An exact copy of the entries below is required, with all pictures removed.

• SOURCE DATA:
╔══

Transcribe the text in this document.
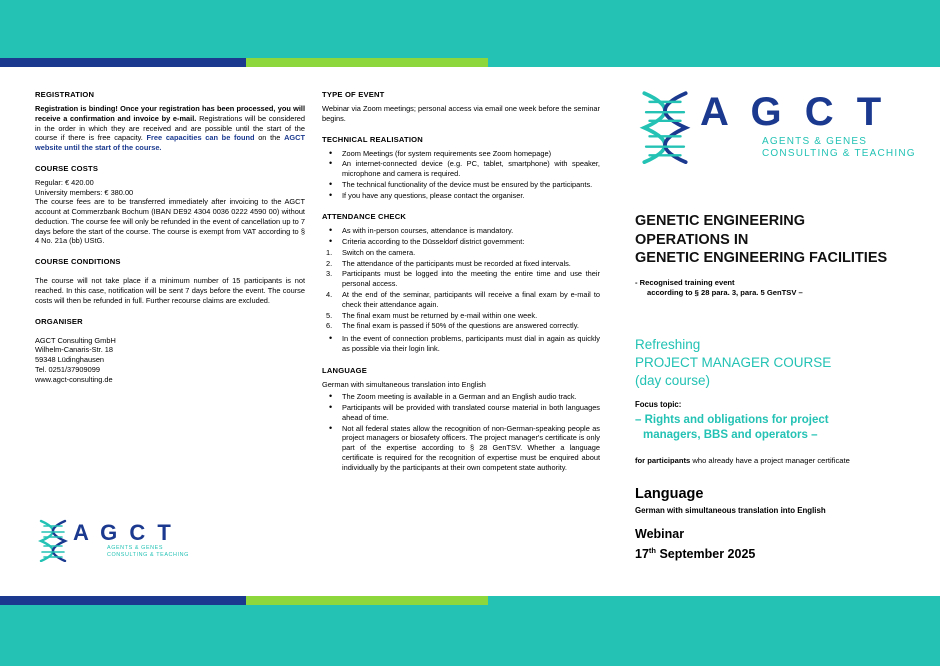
REGISTRATION

Registration is binding! Once your registration has been processed, you will receive a confirmation and invoice by e-mail. Registrations will be considered in the order in which they are received and are possible until the start of the course if there is free capacity. Free capacities can be found on the AGCT website until the start of the course.

COURSE COSTS

Regular: € 420.00

University members: € 380.00

The course fees are to be transferred immediately after invoicing to the AGCT account at Commerzbank Bochum (IBAN DE92 4304 0036 0222 4590 00) without deduction. The course fee will only be refunded in the event of cancellation up to 7 days before the start of the course. The course is exempt from VAT according to § 4 No. 21a (bb) UStG.

COURSE CONDITIONS

The course will not take place if a minimum number of 15 participants is not reached. In this case, notification will be sent 7 days before the event. The course costs will then be refunded in full. Further recourse claims are excluded.

ORGANISER

AGCT Consulting GmbH

Wilhelm-Canaris-Str. 18

59348 Lüdinghausen

Tel. 0251/37909099

www.agct-consulting.de

A G C T
AGENTS & GENES
CONSULTING & TEACHING
TYPE OF EVENT

Webinar via Zoom meetings; personal access via email one week before the seminar begins.

TECHNICAL REALISATION
• Zoom Meetings (for system requirements see Zoom homepage)
• An internet-connected device (e.g. PC, tablet, smartphone) with speaker, microphone and camera is required.
• The technical functionality of the device must be ensured by the participants.
• If you have any questions, please contact the organiser.
ATTENDANCE CHECK
• As with in-person courses, attendance is mandatory.
• Criteria according to the Düsseldorf district government:
Switch on the camera.
The attendance of the participants must be recorded at fixed intervals.
Participants must be logged into the meeting the entire time and use their personal access.
At the end of the seminar, participants will receive a final exam by e-mail to check their attendance again.
The final exam must be returned by e-mail within one week.
The final exam is passed if 50% of the questions are answered correctly.
• In the event of connection problems, participants must dial in again as quickly as possible via their login link.
LANGUAGE

German with simultaneous translation into English

• The Zoom meeting is available in a German and an English audio track.
• Participants will be provided with translated course material in both languages ahead of time.
• Not all federal states allow the recognition of non-German-speaking people as project managers or biosafety officers. The project manager's certificate is only part of the expertise according to § 28 GenTSV. Whether a language certificate is required for the recognition of expertise must be enquired about individually by the participants at their own competent state authority.
A G C T
AGENTS & GENES
CONSULTING & TEACHING
GENETIC ENGINEERING
OPERATIONS IN
GENETIC ENGINEERING FACILITIES
- Recognised training event
according to § 28 para. 3, para. 5 GenTSV –
Refreshing
PROJECT MANAGER COURSE
(day course)
Focus topic:
– Rights and obligations for project
managers, BBS and operators –
for participants who already have a project manager certificate
Language
German with simultaneous translation into English
Webinar
17th September 2025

╚══

• ANSWER BOX:
Transcribe the text in this document.
REGISTRATION

Registration is binding! Once your registration has been processed, you will receive a confirmation and invoice by e-mail. Registrations will be considered in the order in which they are received and are possible until the start of the course if there is free capacity. Free capacities can be found on the AGCT website until the start of the course.

COURSE COSTS

Regular: € 420.00

University members: € 380.00

The course fees are to be transferred immediately after invoicing to the AGCT account at Commerzbank Bochum (IBAN DE92 4304 0036 0222 4590 00) without deduction. The course fee will only be refunded in the event of cancellation up to 7 days before the start of the course. The course is exempt from VAT according to § 4 No. 21a (bb) UStG.

COURSE CONDITIONS

The course will not take place if a minimum number of 15 participants is not reached. In this case, notification will be sent 7 days before the event. The course costs will then be refunded in full. Further recourse claims are excluded.

ORGANISER

AGCT Consulting GmbH

Wilhelm-Canaris-Str. 18

59348 Lüdinghausen

Tel. 0251/37909099

www.agct-consulting.de

A G C T
AGENTS & GENES
CONSULTING & TEACHING
TYPE OF EVENT

Webinar via Zoom meetings; personal access via email one week before the seminar begins.

TECHNICAL REALISATION
• Zoom Meetings (for system requirements see Zoom homepage)
• An internet-connected device (e.g. PC, tablet, smartphone) with speaker, microphone and camera is required.
• The technical functionality of the device must be ensured by the participants.
• If you have any questions, please contact the organiser.
ATTENDANCE CHECK
• As with in-person courses, attendance is mandatory.
• Criteria according to the Düsseldorf district government:
Switch on the camera.
The attendance of the participants must be recorded at fixed intervals.
Participants must be logged into the meeting the entire time and use their personal access.
At the end of the seminar, participants will receive a final exam by e-mail to check their attendance again.
The final exam must be returned by e-mail within one week.
The final exam is passed if 50% of the questions are answered correctly.
• In the event of connection problems, participants must dial in again as quickly as possible via their login link.
LANGUAGE

German with simultaneous translation into English

• The Zoom meeting is available in a German and an English audio track.
• Participants will be provided with translated course material in both languages ahead of time.
• Not all federal states allow the recognition of non-German-speaking people as project managers or biosafety officers. The project manager's certificate is only part of the expertise according to § 28 GenTSV. Whether a language certificate is required for the recognition of expertise must be enquired about individually by the participants at their own competent state authority.
A G C T
AGENTS & GENES
CONSULTING & TEACHING
GENETIC ENGINEERING
OPERATIONS IN
GENETIC ENGINEERING FACILITIES
- Recognised training event
according to § 28 para. 3, para. 5 GenTSV –
Refreshing
PROJECT MANAGER COURSE
(day course)
Focus topic:
– Rights and obligations for project
managers, BBS and operators –
for participants who already have a project manager certificate
Language
German with simultaneous translation into English
Webinar
17th September 2025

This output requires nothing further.